--- Begin Information shown ---

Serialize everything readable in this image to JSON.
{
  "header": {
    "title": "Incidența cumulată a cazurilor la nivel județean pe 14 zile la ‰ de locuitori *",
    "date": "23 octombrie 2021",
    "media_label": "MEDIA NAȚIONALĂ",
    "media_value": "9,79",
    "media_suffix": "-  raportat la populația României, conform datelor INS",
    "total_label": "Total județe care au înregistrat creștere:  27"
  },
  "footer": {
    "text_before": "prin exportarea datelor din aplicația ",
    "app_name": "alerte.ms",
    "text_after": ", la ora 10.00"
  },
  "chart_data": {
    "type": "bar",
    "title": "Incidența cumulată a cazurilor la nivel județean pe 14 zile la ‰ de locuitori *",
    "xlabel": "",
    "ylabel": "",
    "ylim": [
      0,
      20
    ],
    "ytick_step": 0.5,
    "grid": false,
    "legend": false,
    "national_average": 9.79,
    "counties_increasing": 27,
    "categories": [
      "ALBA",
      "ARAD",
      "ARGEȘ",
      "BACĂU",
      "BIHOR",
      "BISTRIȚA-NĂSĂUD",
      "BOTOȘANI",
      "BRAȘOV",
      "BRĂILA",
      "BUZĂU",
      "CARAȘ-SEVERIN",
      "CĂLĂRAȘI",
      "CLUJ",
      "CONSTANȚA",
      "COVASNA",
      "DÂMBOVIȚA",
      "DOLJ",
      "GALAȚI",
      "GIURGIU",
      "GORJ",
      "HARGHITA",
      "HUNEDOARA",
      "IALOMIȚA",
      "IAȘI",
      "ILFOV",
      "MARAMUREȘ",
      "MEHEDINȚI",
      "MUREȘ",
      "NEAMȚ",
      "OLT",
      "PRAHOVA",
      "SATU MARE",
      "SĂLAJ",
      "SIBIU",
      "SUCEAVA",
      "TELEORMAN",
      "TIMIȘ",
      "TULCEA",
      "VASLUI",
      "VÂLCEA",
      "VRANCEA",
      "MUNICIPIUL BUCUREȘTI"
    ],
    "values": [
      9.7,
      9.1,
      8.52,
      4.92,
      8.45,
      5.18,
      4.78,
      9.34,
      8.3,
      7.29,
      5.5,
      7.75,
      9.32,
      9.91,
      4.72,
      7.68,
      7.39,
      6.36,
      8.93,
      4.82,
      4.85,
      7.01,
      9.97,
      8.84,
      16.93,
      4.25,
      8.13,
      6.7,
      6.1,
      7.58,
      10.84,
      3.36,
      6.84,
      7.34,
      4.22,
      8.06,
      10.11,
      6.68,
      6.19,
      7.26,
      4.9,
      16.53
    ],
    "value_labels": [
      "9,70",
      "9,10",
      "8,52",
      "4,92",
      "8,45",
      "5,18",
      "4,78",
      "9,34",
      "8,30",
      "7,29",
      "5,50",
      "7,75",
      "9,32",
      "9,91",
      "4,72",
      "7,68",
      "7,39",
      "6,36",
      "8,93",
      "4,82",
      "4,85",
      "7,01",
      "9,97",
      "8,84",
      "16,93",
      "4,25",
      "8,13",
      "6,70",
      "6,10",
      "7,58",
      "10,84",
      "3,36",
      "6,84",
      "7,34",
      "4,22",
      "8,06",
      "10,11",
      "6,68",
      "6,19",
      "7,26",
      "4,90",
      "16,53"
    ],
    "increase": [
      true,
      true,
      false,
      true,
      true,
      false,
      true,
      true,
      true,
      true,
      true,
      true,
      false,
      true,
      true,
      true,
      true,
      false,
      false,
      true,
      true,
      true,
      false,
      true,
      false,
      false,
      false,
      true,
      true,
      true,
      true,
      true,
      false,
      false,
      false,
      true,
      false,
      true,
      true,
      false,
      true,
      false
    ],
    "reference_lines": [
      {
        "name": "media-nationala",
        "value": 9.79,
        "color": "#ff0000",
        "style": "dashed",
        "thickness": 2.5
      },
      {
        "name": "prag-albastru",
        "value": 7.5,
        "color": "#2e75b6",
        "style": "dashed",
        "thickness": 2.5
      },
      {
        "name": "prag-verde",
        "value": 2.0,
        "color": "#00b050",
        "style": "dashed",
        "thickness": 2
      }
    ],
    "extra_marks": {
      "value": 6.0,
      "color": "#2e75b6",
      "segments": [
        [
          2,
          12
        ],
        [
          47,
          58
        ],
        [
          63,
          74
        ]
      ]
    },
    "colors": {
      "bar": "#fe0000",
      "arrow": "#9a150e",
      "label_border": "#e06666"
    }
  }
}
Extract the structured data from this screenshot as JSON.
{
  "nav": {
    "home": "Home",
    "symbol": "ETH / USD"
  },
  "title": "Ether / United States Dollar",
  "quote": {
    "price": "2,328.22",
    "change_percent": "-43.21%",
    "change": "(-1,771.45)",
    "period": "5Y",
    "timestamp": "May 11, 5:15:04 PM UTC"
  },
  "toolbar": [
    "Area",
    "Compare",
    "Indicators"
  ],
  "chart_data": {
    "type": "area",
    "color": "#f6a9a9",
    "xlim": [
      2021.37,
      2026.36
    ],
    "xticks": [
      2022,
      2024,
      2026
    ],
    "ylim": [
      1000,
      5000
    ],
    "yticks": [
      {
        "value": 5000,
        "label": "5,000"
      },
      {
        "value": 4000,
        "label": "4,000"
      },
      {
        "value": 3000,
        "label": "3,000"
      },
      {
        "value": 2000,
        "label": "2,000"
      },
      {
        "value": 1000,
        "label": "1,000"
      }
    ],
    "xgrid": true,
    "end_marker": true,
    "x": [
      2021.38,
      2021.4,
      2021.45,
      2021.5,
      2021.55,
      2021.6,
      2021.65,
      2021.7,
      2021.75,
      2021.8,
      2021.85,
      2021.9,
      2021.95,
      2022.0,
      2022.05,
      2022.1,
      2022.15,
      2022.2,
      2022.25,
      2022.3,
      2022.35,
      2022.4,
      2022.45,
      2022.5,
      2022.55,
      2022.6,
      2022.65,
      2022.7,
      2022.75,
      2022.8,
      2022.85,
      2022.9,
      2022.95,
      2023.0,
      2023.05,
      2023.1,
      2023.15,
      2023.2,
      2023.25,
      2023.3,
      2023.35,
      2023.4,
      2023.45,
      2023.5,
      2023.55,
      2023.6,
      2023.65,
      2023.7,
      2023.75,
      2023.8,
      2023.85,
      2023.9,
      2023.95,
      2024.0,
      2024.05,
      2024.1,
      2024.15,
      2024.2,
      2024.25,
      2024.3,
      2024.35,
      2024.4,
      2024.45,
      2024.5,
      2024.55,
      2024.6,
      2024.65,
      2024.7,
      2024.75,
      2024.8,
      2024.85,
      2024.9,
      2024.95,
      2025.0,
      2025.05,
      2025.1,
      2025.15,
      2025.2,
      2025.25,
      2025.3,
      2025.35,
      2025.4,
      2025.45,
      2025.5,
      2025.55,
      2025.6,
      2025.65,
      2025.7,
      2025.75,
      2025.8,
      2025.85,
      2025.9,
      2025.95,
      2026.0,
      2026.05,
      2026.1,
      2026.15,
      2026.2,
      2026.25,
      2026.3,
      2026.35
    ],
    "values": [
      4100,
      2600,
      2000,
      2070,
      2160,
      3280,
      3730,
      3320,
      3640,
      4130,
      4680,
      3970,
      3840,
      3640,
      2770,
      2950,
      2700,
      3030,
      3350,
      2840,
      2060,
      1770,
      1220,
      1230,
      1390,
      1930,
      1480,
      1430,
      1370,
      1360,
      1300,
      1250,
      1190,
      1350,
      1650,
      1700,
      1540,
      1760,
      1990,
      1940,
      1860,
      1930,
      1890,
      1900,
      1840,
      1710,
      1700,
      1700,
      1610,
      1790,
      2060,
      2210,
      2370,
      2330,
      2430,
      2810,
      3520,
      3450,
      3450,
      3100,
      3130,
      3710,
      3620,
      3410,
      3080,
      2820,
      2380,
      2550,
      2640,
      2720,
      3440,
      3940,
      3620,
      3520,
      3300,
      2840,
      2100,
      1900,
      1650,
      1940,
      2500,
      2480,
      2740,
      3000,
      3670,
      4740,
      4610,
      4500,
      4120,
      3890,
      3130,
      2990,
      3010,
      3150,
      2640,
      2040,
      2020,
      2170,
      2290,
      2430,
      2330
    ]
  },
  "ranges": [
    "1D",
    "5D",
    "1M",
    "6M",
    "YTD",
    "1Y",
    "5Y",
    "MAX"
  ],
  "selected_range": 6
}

--- End Information shown ---

Show every line in the records above that contains the word "this".

Serialize everything readable in this image to JSON.
Extract the structured data from this screenshot as JSON.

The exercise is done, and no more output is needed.